[WHAT YOU NEED TO DO]
**1)** Can you rewrite everything from "The school my" down to "at A level." in the forum thread on history and religion teaching, swapping "Bonhoeffer" for "Kierkegaard"?
**2)** Could you extend the forum thread on history and religion teaching in schools, starting right after its last sentence?

[SUPPLIED TEXT]
————

I am perfectly prepared to stand upfor what I believe. I am not prepared for my DC to have to do so. I am equally though prepared to ensure they are protected too.

alemci · 01/11/2014 18:05

wuzup I totally understand what you are saying about how history and how things can be seen from differing perspectives. Often you feel that opinion is taught as fact in some areas of state education.

I think it was good for your dad to raise these points with your ds.

Poisonwoodlife · 01/11/2014 18:09

And you show a woeful ignorance of pre Govian History teaching in schools which as with the academic study of History in Universities had moved away from the view of History as a progressive narrative. Students are encouraged to evaluate diverse sources conveying different subjectivities on historical figures and events and reach their own conclusions. It isn't just that I doubt very much that Seacole has been "elevated" above Nightingale in text books or the curriculum followed by schools, but that the historical skills students have been equipped with would lead them to question that anyway, right from Year 3 in my DDs' case. Obviously that will all change when it is taught based on Cameron and Gove's favourite Edwardian book of bedtime stories for good little colonialists......

SuburbanRhonda · 01/11/2014 18:10

I am equally though prepared to ensure they are protected too.

Protected from what exactly?

WhereTheWildlingsAre · 01/11/2014 18:11

Wuzzup appears to want them to argue with conviction from a position of ignorance on other points of view... Ironically.

SuburbanRhonda · 01/11/2014 18:16

Well, depending on her answer to what it is she wants to protect them from, they might well have to do that, wildlings.

Poisonwoodlife · 01/11/2014 18:18

Isn't that what schools are about? Teaching pupils to become good citizens who have been given the skills to question, debate , reach their own conclusions and defend their point of view through being facilitated to do so in a safe environment? Protect them from that and what next?

wuzzup · 01/11/2014 18:19

Obviously you have found a "top" indie that does not

Obviously.

The school my DC go to explore foundations of faith in year 7. The emphasis is on Christianity and the Gospels and their background. Then they go on to look at Christ in the Christian tradition (this includes art and and music etc) and something about Chistian martyrs and thinkers, Bonhoeffer for example. Then they go on to philosophy of religion - Plato, Aristotle, Aquinas , Augustine, They do Anselm and something of Descartes and Kant as well. and various ethical debates and more modern theologians and philosophers. Then GCSE with one faith as its basis which picks up much of what has already been done and then similarly at A level.

————

[EXTRACTED RECORDS]
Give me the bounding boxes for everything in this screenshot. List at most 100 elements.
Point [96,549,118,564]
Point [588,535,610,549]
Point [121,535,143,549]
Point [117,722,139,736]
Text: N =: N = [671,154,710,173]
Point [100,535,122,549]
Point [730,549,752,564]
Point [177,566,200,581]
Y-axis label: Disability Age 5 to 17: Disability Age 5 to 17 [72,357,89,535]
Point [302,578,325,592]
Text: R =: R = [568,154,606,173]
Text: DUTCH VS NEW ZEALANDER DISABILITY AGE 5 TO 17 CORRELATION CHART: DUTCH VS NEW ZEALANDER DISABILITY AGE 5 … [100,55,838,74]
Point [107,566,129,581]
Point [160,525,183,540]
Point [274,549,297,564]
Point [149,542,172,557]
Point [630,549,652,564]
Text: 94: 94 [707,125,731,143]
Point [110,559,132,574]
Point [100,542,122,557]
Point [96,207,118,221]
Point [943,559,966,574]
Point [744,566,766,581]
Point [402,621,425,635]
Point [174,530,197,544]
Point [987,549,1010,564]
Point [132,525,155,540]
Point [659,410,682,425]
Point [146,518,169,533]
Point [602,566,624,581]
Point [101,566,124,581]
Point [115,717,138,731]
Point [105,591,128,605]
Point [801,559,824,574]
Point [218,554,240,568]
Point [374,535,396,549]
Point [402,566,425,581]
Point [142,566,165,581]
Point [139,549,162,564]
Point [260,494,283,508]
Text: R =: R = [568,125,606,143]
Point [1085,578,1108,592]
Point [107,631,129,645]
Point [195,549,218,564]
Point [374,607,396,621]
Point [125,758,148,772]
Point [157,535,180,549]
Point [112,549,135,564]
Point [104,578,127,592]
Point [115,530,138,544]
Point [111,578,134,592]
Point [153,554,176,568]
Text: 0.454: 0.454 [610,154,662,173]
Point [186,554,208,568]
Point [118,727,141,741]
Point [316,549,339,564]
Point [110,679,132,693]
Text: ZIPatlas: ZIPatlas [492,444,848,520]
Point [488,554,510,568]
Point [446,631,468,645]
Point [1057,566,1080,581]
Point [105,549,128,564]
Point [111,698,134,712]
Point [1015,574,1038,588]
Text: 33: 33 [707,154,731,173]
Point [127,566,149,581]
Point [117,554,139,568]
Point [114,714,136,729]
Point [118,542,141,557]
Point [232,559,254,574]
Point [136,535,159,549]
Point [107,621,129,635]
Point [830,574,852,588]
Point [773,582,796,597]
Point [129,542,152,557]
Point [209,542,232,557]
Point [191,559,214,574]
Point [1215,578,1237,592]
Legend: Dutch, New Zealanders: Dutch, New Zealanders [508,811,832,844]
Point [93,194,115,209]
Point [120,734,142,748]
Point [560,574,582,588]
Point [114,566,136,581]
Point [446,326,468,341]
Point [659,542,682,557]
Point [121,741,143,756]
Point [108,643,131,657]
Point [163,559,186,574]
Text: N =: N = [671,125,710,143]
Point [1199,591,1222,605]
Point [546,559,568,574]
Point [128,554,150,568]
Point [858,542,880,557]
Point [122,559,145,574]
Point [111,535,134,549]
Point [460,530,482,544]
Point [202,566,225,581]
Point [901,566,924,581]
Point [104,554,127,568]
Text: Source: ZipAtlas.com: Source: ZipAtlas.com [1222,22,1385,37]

————

[ANSWERS]
**1)**
The school my DC go to explore foundations of faith in year 7. The emphasis is on Christianity and the Gospels and their background. Then they go on to look at Christ in the Christian tradition (this includes art and and music etc) and something about Chistian martyrs and thinkers, Kierkegaard for example. Then they go on to philosophy of religion - Plato, Aristotle, Aquinas , Augustine, They do Anselm and something of Descartes and Kant as well. and various ethical debates and more modern theologians and philosophers. Then GCSE with one faith as its basis which picks up much of what has already been done and then similarly at A level.

**2)**
All independent schools are different. Even at the top.

SuburbanRhonda · 01/11/2014 18:26

I'll ask again - what is it you want to protect your DCs from?

Because I think you want to protect them from having to engage with anyone with different views from yours.

But if I'm happy to be told I'm wrong.

RabbitOfNegativeEuphoria · 01/11/2014 18:27

Wuzzup you have demonstrated that you don't know much about state schools through your statements about music.

TalkinPeace · 01/11/2014 18:31

I wonder what Wuzzups DCs would have made of the Haredi on my plane?
Would they have been able to recognise them as Herdi and understood where that placed them among the different faiths?
Would they have understood why the young lady in a hijab looked so uneasy in the boarding queue?

It amazes me that anybody would cough up school fees and then leave their children isolated from knowledge of the global world around them.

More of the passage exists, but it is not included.